**EXERCISE:** In the entries below, identify every line with the string "source" and copy it.

—————

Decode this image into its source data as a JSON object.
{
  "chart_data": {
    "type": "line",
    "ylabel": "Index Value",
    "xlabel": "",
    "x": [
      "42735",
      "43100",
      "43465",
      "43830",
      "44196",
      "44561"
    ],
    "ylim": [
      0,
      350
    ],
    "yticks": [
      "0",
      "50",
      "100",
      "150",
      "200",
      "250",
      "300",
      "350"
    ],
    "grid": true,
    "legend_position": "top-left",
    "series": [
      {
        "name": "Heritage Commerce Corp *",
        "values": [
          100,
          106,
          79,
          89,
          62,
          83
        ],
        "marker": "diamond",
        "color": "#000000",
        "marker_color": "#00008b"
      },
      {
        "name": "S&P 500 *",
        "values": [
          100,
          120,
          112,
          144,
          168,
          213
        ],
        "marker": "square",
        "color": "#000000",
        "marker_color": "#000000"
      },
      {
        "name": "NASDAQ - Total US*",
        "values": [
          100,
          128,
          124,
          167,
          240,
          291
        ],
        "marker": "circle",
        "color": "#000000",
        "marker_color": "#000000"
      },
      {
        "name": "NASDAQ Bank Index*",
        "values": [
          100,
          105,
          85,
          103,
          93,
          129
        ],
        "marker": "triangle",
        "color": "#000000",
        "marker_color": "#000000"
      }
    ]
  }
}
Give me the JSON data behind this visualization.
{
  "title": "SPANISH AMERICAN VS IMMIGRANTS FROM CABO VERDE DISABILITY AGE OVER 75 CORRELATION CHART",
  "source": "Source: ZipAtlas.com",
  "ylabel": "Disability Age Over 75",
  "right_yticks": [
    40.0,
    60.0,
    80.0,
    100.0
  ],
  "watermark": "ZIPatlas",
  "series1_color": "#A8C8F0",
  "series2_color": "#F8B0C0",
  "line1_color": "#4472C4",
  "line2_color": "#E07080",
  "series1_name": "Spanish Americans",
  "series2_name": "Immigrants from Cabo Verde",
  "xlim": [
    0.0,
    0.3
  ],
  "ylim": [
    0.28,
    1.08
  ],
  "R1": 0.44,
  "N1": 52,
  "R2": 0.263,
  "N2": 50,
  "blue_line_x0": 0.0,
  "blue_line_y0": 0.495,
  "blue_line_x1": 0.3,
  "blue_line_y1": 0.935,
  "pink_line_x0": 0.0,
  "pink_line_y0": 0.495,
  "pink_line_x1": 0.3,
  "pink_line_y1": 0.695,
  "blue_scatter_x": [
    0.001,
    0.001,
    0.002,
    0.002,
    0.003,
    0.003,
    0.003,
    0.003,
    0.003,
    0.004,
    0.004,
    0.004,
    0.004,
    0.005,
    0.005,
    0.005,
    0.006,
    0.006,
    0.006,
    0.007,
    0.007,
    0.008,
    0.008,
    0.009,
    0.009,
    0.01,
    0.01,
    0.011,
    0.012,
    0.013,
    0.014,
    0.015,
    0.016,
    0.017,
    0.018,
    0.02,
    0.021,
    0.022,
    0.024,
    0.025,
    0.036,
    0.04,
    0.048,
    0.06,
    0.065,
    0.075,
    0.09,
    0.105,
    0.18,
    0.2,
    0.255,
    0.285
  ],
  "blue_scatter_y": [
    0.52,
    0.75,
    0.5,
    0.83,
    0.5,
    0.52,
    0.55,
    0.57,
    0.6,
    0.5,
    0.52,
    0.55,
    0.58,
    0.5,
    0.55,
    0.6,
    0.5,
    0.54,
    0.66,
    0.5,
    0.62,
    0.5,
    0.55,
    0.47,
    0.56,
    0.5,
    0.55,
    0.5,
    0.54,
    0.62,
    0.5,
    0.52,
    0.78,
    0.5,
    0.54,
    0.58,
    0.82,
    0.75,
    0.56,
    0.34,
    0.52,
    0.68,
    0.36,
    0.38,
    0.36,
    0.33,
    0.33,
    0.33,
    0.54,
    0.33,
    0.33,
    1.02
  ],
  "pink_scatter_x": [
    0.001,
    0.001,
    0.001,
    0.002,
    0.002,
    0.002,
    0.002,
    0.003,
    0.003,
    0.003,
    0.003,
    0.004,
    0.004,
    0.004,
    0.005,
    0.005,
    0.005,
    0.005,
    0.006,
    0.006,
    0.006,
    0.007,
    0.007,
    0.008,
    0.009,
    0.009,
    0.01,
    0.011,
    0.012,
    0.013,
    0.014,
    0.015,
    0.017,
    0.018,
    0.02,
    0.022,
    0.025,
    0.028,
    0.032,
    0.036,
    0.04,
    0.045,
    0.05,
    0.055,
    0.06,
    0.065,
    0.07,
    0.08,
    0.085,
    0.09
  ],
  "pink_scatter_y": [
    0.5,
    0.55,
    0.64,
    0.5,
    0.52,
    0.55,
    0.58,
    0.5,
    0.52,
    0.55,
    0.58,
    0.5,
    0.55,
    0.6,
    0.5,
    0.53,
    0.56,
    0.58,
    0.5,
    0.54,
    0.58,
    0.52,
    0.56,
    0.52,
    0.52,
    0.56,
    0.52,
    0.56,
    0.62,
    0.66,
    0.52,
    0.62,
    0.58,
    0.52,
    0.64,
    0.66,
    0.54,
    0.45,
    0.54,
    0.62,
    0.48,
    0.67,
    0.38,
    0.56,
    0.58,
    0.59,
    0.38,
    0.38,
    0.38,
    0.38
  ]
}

—————

**OUTPUT FOR THIS TASK:**
Decode this image into its source data as a JSON object.
  "source": "Source: ZipAtlas.com",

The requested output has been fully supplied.